#### EXTRAIT ####

Cependant, des protocoles d’accord sont souvent signés entre les employeurs et les salariés dans le but de mettre fin à tout litige né ou à naître. Il n’est pas rare qu’un tel protocole lèse les intérêts du salarié qui aurait pu se prévaloir des règles de droit mauricien pour obtenir une indemnité supérieure. Il est alors impératif pour les parties de bien connaître la législation en vigueur afin de mener à bien les négociations.
I. Rappel du contexte.
Considérée comme un Etat fiscalement très attractif pour les sociétés et les particuliers (taux d’imposition de principe de 15% mais pouvant être ramené à 3%, voire à 0%), l’île Maurice a réussi à convaincre de nombreux candidats à l’expatriation, la délocalisation ou l’externalisation. Les sociétés multinationales implantées bénéficient souvent d’un assujettissement fiscal unique, soumis aux barèmes du droit mauricien grâce au jeu des conventions fiscales bilatérales applicables. Leur arrivée a engendré le détachement et la mobilité de nombreux salariés dorénavant employés selon des règles de droit mauricien dans divers pays. Par ailleurs, lorsque le salarié exécute son travail hors du territoire mauricien, l’employeur s’affranchit du paiement des cotisations sociales ou de charges patronales à Maurice. C’est pourquoi il existe souvent un premier contrat de travail avec l’entité mauricienne comportant un salaire nettement plus conséquent que celui figurant dans un deuxième contrat de travail conclu entre le salarié et l’entité locale de l’autre Etat où le travail sera effectivement exécuté.
Des contrats de travail sont ainsi signés dans ce contexte de droit international privé.
L’employeur est souvent une société mauricienne, dont les filiales ou clients sont situés sur le continent africain. Des expatriés sont occasionnellement recrutés par la société mauricienne. Lorsque les salariés sont détachés de manière permanente à l’étranger, le contrat de travail régi par le droit mauricien ne s’oppose pas à l’application de dispositions légales impératives du lieu d’exécution du contrat de travail (lois de police).
En tout état de cause, le droit mauricien ne s’oppose pas non plus à l’application des lois d’un Etat étranger qui seraient plus favorables aux salariés lorsqu’il existe un critère de rattachement avec cet Etat et/ou lorsque cela a été convenu entre l’employeur et le salarié.
L’insertion d’une clause contractuelle qui stipulerait l’application exclusive d’une loi étrangère très défavorable au salarié peut, dans certaines circonstances, difficilement faire échec à l’application des règles d’ordre public du droit mauricien. Le contrat de travail peut être rédigé en langue française et la jurisprudence mauricienne a commencé à reconnaître la notion de « multiplicité d’employeurs » pour un même travail accompli par un salarié pour le compte de plusieurs employeurs.

#### DONNÉES FOURNIES ####

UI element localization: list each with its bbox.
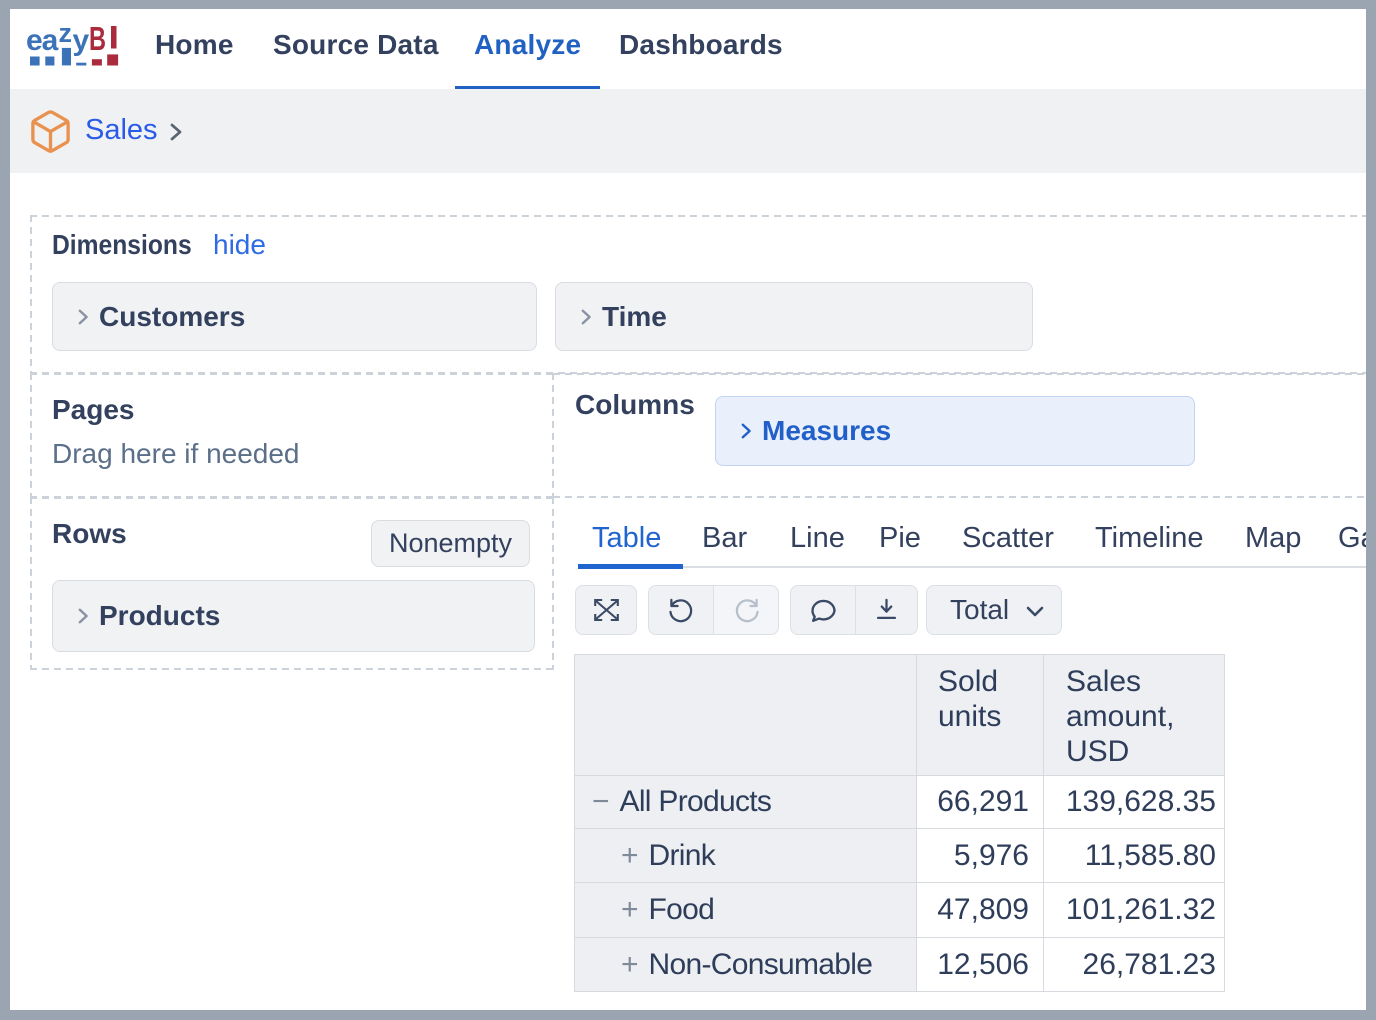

####

VOTRE TRAVAIL —
a) Relevez tous les taux d'imposition mentionnés dans l'extrait.
b) Indiquez si chacune des affirmations suivantes concorde avec l'extrait : (i) le taux d'imposition de principe à Maurice est de 15 % ; (ii) le contrat de travail doit obligatoirement être rédigé en anglais ; (iii) lorsque le salarié travaille hors du territoire mauricien, l'employeur paie les cotisations sociales à Maurice.
c) Recopiez fidèlement le passage de l'extrait qui commence par "L’insertion d’une clause" et se termine par "de plusieurs employeurs.".

RÉPONSES RÉDIGÉES —
a) 15 %, 3 % et 0 %.

b)
(i) Oui : « taux d’imposition de principe de 15% ».
(ii) Non : « Le contrat de travail peut être rédigé en langue française ».
(iii) Non : « l’employeur s’affranchit du paiement des cotisations sociales ou de charges patronales à Maurice ».

c)
L’insertion d’une clause contractuelle qui stipulerait l’application exclusive d’une loi étrangère très défavorable au salarié peut, dans certaines circonstances, difficilement faire échec à l’application des règles d’ordre public du droit mauricien. Le contrat de travail peut être rédigé en langue française et la jurisprudence mauricienne a commencé à reconnaître la notion de « multiplicité d’employeurs » pour un même travail accompli par un salarié pour le compte de plusieurs employeurs.